--- YOUR GOAL ---
Transcribe all the entries word for word, omitting any pictures they contain.

╭─ DATASET CONTENT

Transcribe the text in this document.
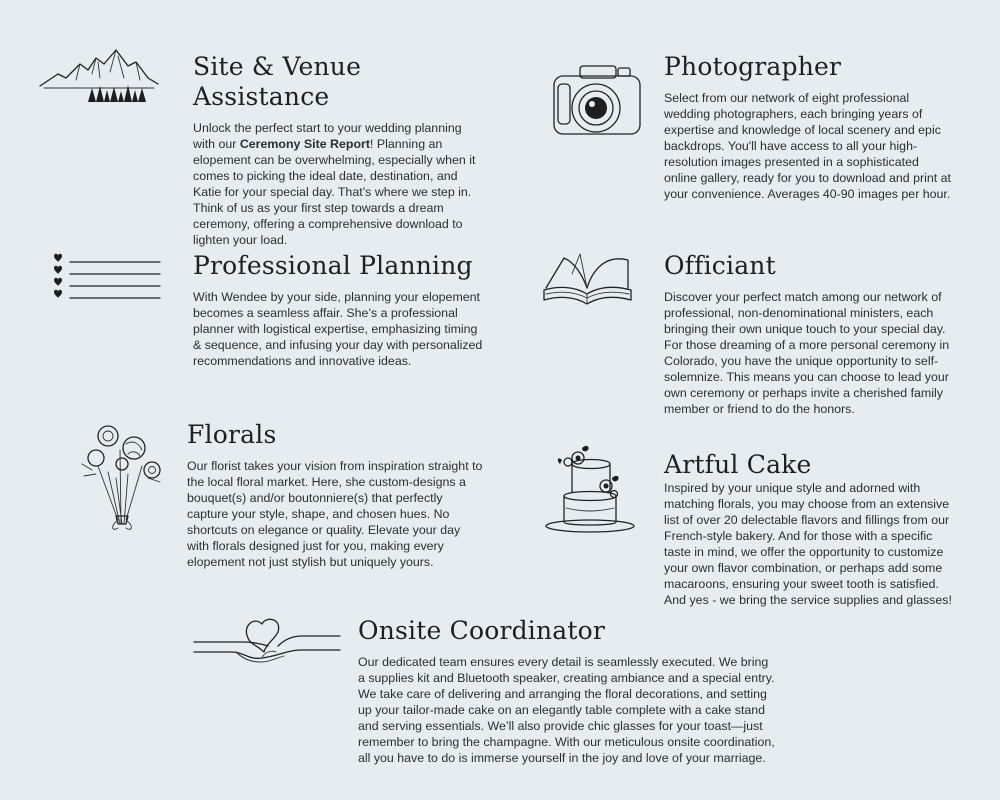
Site & Venue Assistance

Unlock the perfect start to your wedding planning with our Ceremony Site Report! Planning an elopement can be overwhelming, especially when it comes to picking the ideal date, destination, and Katie for your special day. That’s where we step in. Think of us as your first step towards a dream ceremony, offering a comprehensive download to lighten your load.

Photographer

Select from our network of eight professional wedding photographers, each bringing years of expertise and knowledge of local scenery and epic backdrops. You'll have access to all your high-resolution images presented in a sophisticated online gallery, ready for you to download and print at your convenience. Averages 40-90 images per hour.

Professional Planning

With Wendee by your side, planning your elopement becomes a seamless affair. She’s a professional planner with logistical expertise, emphasizing timing & sequence, and infusing your day with personalized recommendations and innovative ideas.

Officiant

Discover your perfect match among our network of professional, non-denominational ministers, each bringing their own unique touch to your special day. For those dreaming of a more personal ceremony in Colorado, you have the unique opportunity to self-solemnize. This means you can choose to lead your own ceremony or perhaps invite a cherished family member or friend to do the honors.

Florals

Our florist takes your vision from inspiration straight to the local floral market. Here, she custom-designs a bouquet(s) and/or boutonniere(s) that perfectly capture your style, shape, and chosen hues. No shortcuts on elegance or quality. Elevate your day with florals designed just for you, making every elopement not just stylish but uniquely yours.

Artful Cake

Inspired by your unique style and adorned with matching florals, you may choose from an extensive list of over 20 delectable flavors and fillings from our French-style bakery. And for those with a specific taste in mind, we offer the opportunity to customize your own flavor combination, or perhaps add some macaroons, ensuring your sweet tooth is satisfied. And yes - we bring the service supplies and glasses!

Onsite Coordinator

Our dedicated team ensures every detail is seamlessly executed. We bring a supplies kit and Bluetooth speaker, creating ambiance and a special entry. We take care of delivering and arranging the floral decorations, and setting up your tailor-made cake on an elegantly table complete with a cake stand and serving essentials. We’ll also provide chic glasses for your toast—just remember to bring the champagne. With our meticulous onsite coordination, all you have to do is immerse yourself in the joy and love of your marriage.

╰─

--- WORKED SOLUTION ---
Transcribe the text in this document.
Site & Venue Assistance

Unlock the perfect start to your wedding planning with our Ceremony Site Report! Planning an elopement can be overwhelming, especially when it comes to picking the ideal date, destination, and Katie for your special day. That’s where we step in. Think of us as your first step towards a dream ceremony, offering a comprehensive download to lighten your load.

Photographer

Select from our network of eight professional wedding photographers, each bringing years of expertise and knowledge of local scenery and epic backdrops. You'll have access to all your high-resolution images presented in a sophisticated online gallery, ready for you to download and print at your convenience. Averages 40-90 images per hour.

Professional Planning

With Wendee by your side, planning your elopement becomes a seamless affair. She’s a professional planner with logistical expertise, emphasizing timing & sequence, and infusing your day with personalized recommendations and innovative ideas.

Officiant

Discover your perfect match among our network of professional, non-denominational ministers, each bringing their own unique touch to your special day. For those dreaming of a more personal ceremony in Colorado, you have the unique opportunity to self-solemnize. This means you can choose to lead your own ceremony or perhaps invite a cherished family member or friend to do the honors.

Florals

Our florist takes your vision from inspiration straight to the local floral market. Here, she custom-designs a bouquet(s) and/or boutonniere(s) that perfectly capture your style, shape, and chosen hues. No shortcuts on elegance or quality. Elevate your day with florals designed just for you, making every elopement not just stylish but uniquely yours.

Artful Cake

Inspired by your unique style and adorned with matching florals, you may choose from an extensive list of over 20 delectable flavors and fillings from our French-style bakery. And for those with a specific taste in mind, we offer the opportunity to customize your own flavor combination, or perhaps add some macaroons, ensuring your sweet tooth is satisfied. And yes - we bring the service supplies and glasses!

Onsite Coordinator

Our dedicated team ensures every detail is seamlessly executed. We bring a supplies kit and Bluetooth speaker, creating ambiance and a special entry. We take care of delivering and arranging the floral decorations, and setting up your tailor-made cake on an elegantly table complete with a cake stand and serving essentials. We’ll also provide chic glasses for your toast—just remember to bring the champagne. With our meticulous onsite coordination, all you have to do is immerse yourself in the joy and love of your marriage.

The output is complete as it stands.